#### [What is needed]
The records that follow are to be repeated without alteration.

#### [Task input]
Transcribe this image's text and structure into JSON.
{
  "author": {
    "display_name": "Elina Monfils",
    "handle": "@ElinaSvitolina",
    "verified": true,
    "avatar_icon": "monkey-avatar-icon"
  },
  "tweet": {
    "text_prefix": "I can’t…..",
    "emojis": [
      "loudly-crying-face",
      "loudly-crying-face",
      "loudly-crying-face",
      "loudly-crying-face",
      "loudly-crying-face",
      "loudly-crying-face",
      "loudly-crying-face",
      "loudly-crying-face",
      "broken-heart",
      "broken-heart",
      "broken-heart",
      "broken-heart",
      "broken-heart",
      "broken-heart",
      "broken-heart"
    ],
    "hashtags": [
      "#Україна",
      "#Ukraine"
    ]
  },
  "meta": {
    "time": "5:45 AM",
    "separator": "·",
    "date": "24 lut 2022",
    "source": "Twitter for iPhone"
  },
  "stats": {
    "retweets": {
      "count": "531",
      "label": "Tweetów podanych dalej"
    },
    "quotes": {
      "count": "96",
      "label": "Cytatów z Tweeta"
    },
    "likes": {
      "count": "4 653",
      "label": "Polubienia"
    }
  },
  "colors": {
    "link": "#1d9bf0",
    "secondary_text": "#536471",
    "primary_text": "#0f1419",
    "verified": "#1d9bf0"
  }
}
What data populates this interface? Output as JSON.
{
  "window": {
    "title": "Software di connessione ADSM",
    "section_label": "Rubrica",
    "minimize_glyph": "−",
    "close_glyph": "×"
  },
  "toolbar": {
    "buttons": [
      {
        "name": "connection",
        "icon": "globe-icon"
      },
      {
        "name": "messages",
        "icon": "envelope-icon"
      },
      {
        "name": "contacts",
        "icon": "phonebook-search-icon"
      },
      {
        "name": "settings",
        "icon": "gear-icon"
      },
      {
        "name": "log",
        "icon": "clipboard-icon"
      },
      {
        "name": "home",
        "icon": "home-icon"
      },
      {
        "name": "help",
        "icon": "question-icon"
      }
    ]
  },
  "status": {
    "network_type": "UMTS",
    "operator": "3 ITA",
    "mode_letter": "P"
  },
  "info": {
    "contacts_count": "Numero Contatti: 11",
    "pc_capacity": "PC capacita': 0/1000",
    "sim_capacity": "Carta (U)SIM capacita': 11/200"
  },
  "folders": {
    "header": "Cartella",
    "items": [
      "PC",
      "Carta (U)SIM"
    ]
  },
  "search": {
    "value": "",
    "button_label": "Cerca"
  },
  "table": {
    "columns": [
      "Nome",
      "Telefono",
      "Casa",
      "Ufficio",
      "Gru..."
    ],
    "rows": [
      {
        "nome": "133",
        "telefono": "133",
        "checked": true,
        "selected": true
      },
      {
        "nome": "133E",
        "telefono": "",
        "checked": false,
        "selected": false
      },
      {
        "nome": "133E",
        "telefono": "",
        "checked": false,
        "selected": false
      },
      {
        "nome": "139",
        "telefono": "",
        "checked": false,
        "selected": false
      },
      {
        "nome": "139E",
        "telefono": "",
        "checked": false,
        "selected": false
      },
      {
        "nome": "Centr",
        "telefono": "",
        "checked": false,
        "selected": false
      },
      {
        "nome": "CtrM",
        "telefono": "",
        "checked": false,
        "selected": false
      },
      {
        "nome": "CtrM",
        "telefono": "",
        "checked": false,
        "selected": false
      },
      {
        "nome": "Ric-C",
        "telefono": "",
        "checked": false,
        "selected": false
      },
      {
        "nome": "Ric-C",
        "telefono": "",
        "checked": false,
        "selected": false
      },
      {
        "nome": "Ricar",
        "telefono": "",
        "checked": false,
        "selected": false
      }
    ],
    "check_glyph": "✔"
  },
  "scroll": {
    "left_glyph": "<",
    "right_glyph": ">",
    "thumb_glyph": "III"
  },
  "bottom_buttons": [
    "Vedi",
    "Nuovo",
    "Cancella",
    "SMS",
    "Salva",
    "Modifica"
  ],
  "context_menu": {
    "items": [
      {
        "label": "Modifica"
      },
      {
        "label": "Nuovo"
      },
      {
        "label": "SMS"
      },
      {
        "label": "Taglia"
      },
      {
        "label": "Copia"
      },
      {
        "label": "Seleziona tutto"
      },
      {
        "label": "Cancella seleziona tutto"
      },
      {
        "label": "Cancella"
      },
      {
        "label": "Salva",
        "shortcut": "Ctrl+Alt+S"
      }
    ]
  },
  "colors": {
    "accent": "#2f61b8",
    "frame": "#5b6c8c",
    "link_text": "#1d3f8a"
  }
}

#### [Response to this task]
Transcribe this image's text and structure into JSON.
{
  "author": {
    "display_name": "Elina Monfils",
    "handle": "@ElinaSvitolina",
    "verified": true,
    "avatar_icon": "monkey-avatar-icon"
  },
  "tweet": {
    "text_prefix": "I can’t…..",
    "emojis": [
      "loudly-crying-face",
      "loudly-crying-face",
      "loudly-crying-face",
      "loudly-crying-face",
      "loudly-crying-face",
      "loudly-crying-face",
      "loudly-crying-face",
      "loudly-crying-face",
      "broken-heart",
      "broken-heart",
      "broken-heart",
      "broken-heart",
      "broken-heart",
      "broken-heart",
      "broken-heart"
    ],
    "hashtags": [
      "#Україна",
      "#Ukraine"
    ]
  },
  "meta": {
    "time": "5:45 AM",
    "separator": "·",
    "date": "24 lut 2022",
    "source": "Twitter for iPhone"
  },
  "stats": {
    "retweets": {
      "count": "531",
      "label": "Tweetów podanych dalej"
    },
    "quotes": {
      "count": "96",
      "label": "Cytatów z Tweeta"
    },
    "likes": {
      "count": "4 653",
      "label": "Polubienia"
    }
  },
  "colors": {
    "link": "#1d9bf0",
    "secondary_text": "#536471",
    "primary_text": "#0f1419",
    "verified": "#1d9bf0"
  }
}
What data populates this interface? Output as JSON.
{
  "window": {
    "title": "Software di connessione ADSM",
    "section_label": "Rubrica",
    "minimize_glyph": "−",
    "close_glyph": "×"
  },
  "toolbar": {
    "buttons": [
      {
        "name": "connection",
        "icon": "globe-icon"
      },
      {
        "name": "messages",
        "icon": "envelope-icon"
      },
      {
        "name": "contacts",
        "icon": "phonebook-search-icon"
      },
      {
        "name": "settings",
        "icon": "gear-icon"
      },
      {
        "name": "log",
        "icon": "clipboard-icon"
      },
      {
        "name": "home",
        "icon": "home-icon"
      },
      {
        "name": "help",
        "icon": "question-icon"
      }
    ]
  },
  "status": {
    "network_type": "UMTS",
    "operator": "3 ITA",
    "mode_letter": "P"
  },
  "info": {
    "contacts_count": "Numero Contatti: 11",
    "pc_capacity": "PC capacita': 0/1000",
    "sim_capacity": "Carta (U)SIM capacita': 11/200"
  },
  "folders": {
    "header": "Cartella",
    "items": [
      "PC",
      "Carta (U)SIM"
    ]
  },
  "search": {
    "value": "",
    "button_label": "Cerca"
  },
  "table": {
    "columns": [
      "Nome",
      "Telefono",
      "Casa",
      "Ufficio",
      "Gru..."
    ],
    "rows": [
      {
        "nome": "133",
        "telefono": "133",
        "checked": true,
        "selected": true
      },
      {
        "nome": "133E",
        "telefono": "",
        "checked": false,
        "selected": false
      },
      {
        "nome": "133E",
        "telefono": "",
        "checked": false,
        "selected": false
      },
      {
        "nome": "139",
        "telefono": "",
        "checked": false,
        "selected": false
      },
      {
        "nome": "139E",
        "telefono": "",
        "checked": false,
        "selected": false
      },
      {
        "nome": "Centr",
        "telefono": "",
        "checked": false,
        "selected": false
      },
      {
        "nome": "CtrM",
        "telefono": "",
        "checked": false,
        "selected": false
      },
      {
        "nome": "CtrM",
        "telefono": "",
        "checked": false,
        "selected": false
      },
      {
        "nome": "Ric-C",
        "telefono": "",
        "checked": false,
        "selected": false
      },
      {
        "nome": "Ric-C",
        "telefono": "",
        "checked": false,
        "selected": false
      },
      {
        "nome": "Ricar",
        "telefono": "",
        "checked": false,
        "selected": false
      }
    ],
    "check_glyph": "✔"
  },
  "scroll": {
    "left_glyph": "<",
    "right_glyph": ">",
    "thumb_glyph": "III"
  },
  "bottom_buttons": [
    "Vedi",
    "Nuovo",
    "Cancella",
    "SMS",
    "Salva",
    "Modifica"
  ],
  "context_menu": {
    "items": [
      {
        "label": "Modifica"
      },
      {
        "label": "Nuovo"
      },
      {
        "label": "SMS"
      },
      {
        "label": "Taglia"
      },
      {
        "label": "Copia"
      },
      {
        "label": "Seleziona tutto"
      },
      {
        "label": "Cancella seleziona tutto"
      },
      {
        "label": "Cancella"
      },
      {
        "label": "Salva",
        "shortcut": "Ctrl+Alt+S"
      }
    ]
  },
  "colors": {
    "accent": "#2f61b8",
    "frame": "#5b6c8c",
    "link_text": "#1d3f8a"
  }
}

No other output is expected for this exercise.